Records for this exercise.
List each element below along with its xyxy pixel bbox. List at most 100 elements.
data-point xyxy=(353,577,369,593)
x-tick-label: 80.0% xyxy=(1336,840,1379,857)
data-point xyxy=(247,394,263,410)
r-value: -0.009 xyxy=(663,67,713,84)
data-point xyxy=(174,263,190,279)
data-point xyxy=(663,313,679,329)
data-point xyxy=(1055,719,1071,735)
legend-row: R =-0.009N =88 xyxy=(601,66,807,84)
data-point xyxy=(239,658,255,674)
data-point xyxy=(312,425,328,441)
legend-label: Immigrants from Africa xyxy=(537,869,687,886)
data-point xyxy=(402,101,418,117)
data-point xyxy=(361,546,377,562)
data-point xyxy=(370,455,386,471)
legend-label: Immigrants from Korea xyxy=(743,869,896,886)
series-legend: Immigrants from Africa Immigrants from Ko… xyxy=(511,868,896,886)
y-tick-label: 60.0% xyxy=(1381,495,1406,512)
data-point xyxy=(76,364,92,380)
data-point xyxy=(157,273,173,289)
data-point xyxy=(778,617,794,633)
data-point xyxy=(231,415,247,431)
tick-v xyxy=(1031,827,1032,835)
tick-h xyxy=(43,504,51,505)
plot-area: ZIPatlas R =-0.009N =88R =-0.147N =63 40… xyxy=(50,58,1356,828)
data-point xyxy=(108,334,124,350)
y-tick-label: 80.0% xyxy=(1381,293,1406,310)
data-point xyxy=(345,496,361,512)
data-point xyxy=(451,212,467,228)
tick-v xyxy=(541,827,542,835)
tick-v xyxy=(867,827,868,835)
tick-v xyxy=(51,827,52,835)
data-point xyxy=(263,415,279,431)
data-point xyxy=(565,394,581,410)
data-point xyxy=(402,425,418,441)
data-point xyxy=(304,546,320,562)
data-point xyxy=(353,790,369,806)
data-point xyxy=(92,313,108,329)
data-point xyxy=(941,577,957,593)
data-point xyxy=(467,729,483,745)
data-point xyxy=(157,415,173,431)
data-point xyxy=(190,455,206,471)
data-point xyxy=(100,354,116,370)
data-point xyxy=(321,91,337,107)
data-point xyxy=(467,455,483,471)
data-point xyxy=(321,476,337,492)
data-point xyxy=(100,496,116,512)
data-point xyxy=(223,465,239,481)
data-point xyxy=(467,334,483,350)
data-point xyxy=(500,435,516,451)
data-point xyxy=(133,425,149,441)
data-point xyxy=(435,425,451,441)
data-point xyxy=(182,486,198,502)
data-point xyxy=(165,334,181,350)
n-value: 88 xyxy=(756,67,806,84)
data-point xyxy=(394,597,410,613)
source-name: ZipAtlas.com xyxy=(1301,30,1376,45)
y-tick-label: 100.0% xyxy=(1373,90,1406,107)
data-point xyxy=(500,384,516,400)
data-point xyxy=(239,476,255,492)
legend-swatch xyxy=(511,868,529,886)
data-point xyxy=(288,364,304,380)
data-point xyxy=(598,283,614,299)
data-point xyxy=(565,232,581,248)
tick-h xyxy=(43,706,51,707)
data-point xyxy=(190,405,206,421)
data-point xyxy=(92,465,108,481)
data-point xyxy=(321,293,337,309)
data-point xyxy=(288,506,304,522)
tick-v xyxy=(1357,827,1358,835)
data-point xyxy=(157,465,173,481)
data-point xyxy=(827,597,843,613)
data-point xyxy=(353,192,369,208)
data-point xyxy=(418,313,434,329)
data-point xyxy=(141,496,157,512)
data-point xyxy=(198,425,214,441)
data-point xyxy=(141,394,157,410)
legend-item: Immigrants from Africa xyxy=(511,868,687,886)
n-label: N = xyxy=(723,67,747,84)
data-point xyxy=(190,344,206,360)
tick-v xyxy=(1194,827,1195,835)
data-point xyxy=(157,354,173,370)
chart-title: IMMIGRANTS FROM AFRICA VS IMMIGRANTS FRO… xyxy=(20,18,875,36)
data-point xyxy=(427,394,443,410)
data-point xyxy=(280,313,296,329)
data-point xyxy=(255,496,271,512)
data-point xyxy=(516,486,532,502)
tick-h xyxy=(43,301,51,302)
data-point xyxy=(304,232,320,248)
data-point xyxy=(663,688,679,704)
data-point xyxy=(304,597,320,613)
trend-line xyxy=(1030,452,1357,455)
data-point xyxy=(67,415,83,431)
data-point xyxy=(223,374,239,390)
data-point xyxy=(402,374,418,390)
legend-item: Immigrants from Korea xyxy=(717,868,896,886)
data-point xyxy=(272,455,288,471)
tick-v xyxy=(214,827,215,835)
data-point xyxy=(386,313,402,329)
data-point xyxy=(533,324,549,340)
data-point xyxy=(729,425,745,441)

==

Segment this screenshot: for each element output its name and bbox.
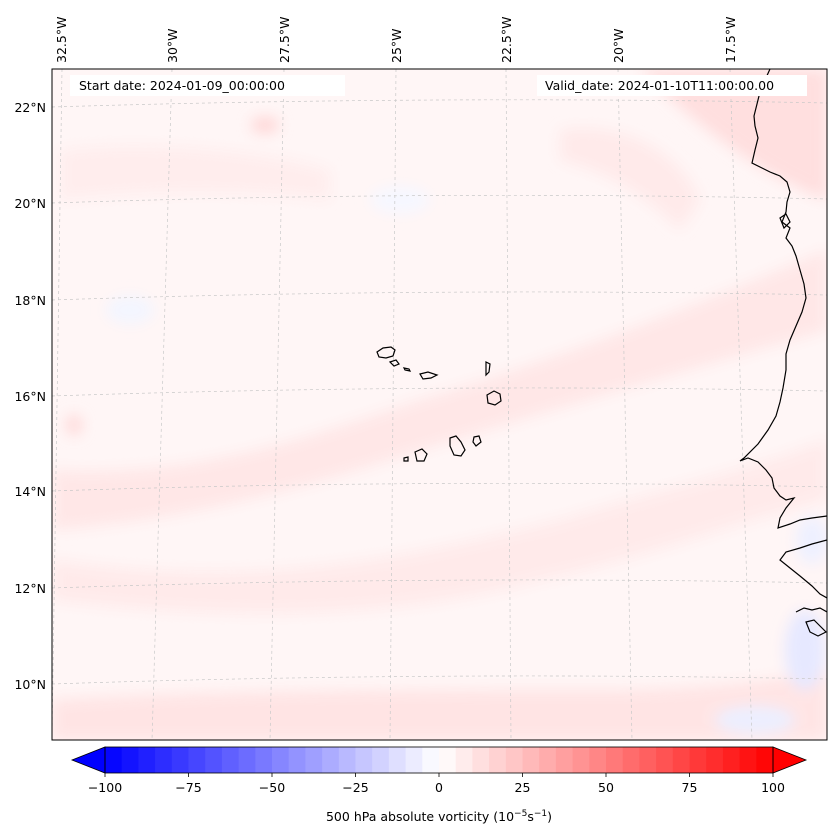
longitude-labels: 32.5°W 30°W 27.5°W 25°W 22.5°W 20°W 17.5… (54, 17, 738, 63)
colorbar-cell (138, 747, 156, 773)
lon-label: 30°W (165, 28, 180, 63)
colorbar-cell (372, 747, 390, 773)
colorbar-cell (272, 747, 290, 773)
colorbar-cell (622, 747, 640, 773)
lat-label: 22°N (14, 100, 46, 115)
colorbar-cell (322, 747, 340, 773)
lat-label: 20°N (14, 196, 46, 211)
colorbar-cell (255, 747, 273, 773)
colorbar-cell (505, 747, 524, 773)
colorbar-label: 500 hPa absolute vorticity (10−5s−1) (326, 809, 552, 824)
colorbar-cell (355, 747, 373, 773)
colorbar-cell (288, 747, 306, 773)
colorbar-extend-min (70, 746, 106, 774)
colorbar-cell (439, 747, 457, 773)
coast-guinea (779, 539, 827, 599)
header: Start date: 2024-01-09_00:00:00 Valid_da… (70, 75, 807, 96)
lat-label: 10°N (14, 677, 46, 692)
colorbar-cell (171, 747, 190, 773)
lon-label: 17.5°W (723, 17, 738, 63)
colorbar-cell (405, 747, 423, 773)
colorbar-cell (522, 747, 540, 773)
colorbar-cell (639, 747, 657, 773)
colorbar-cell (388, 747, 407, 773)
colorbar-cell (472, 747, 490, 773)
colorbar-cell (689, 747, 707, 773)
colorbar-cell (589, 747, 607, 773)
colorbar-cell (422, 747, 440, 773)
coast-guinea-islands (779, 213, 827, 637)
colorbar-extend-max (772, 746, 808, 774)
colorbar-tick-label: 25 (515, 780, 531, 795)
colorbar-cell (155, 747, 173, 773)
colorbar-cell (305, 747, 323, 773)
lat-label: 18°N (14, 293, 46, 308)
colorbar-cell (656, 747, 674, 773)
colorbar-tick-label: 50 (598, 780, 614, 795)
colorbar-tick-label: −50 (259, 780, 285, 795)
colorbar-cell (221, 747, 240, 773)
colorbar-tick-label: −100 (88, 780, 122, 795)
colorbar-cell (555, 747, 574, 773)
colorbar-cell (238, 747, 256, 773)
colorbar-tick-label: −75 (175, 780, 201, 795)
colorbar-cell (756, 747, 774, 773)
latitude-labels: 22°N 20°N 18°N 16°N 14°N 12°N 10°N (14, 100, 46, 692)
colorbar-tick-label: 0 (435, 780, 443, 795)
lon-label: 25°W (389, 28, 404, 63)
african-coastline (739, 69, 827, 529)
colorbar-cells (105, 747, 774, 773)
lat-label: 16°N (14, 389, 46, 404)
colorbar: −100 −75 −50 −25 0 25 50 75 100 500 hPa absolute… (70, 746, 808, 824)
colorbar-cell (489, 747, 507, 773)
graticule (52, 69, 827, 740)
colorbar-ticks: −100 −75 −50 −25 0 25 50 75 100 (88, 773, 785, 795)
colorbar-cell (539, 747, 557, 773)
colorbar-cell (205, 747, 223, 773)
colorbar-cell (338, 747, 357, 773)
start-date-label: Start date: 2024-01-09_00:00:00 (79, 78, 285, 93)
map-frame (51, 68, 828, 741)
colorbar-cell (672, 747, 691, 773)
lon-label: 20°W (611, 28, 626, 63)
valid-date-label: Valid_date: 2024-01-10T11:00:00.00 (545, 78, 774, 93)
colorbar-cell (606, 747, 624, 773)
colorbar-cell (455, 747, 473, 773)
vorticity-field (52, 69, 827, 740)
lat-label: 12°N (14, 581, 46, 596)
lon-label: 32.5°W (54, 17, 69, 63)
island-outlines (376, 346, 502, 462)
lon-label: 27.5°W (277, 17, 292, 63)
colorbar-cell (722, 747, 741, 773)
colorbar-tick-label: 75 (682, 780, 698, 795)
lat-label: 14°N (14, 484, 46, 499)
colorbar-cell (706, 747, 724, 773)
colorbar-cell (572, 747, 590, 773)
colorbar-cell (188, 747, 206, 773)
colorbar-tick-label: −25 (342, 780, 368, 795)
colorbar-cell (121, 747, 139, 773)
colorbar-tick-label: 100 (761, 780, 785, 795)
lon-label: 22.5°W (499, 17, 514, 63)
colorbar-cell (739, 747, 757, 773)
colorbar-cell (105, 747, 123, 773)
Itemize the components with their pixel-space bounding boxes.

==

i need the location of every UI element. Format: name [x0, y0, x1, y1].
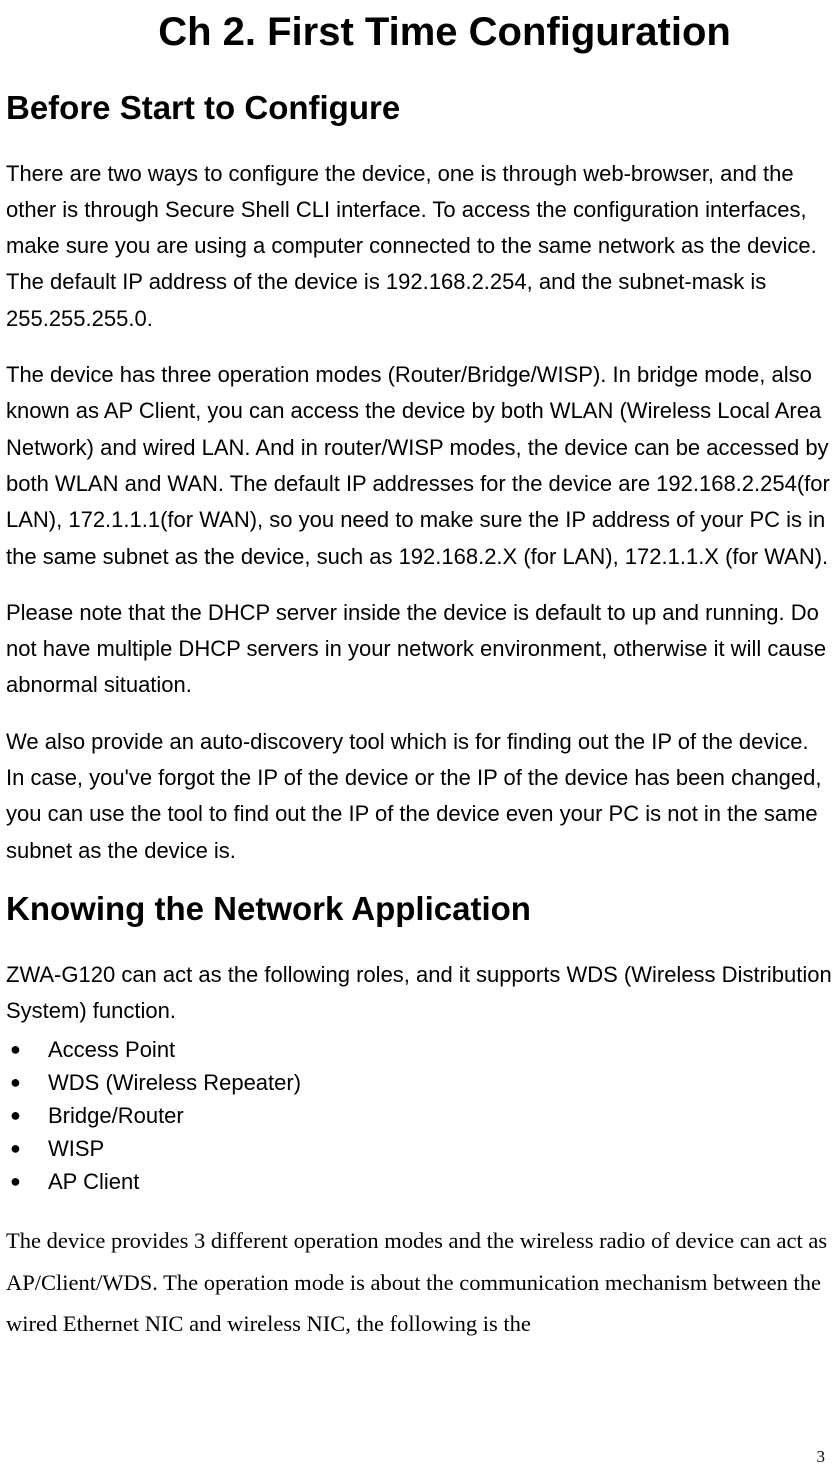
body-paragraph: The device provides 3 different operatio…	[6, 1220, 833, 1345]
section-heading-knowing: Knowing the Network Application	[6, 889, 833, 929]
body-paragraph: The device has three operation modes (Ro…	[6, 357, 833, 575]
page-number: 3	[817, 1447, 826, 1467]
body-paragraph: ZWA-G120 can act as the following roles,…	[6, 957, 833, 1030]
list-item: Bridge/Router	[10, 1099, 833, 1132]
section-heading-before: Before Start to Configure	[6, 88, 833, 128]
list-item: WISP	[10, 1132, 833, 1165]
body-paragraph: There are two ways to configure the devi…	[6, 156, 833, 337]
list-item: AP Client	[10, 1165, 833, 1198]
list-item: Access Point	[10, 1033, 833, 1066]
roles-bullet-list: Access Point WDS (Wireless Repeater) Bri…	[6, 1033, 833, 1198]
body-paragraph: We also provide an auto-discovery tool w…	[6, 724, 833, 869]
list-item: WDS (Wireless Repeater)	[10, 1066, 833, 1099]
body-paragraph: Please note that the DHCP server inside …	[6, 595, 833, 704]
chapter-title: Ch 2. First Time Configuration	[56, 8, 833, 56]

Stated task.
Copy out the stretch of lines above, from the line containing "List each element" through the line containing "data-point xyxy=(402,101,418,117)", including both of those lines and nothing else.

Correct output.
List each element below along with its xyxy pixel bbox. List at most 100 elements.
data-point xyxy=(353,577,369,593)
x-tick-label: 80.0% xyxy=(1336,840,1379,857)
data-point xyxy=(247,394,263,410)
r-value: -0.009 xyxy=(663,67,713,84)
data-point xyxy=(174,263,190,279)
data-point xyxy=(663,313,679,329)
data-point xyxy=(1055,719,1071,735)
legend-row: R =-0.009N =88 xyxy=(601,66,807,84)
data-point xyxy=(239,658,255,674)
data-point xyxy=(312,425,328,441)
legend-label: Immigrants from Africa xyxy=(537,869,687,886)
data-point xyxy=(402,101,418,117)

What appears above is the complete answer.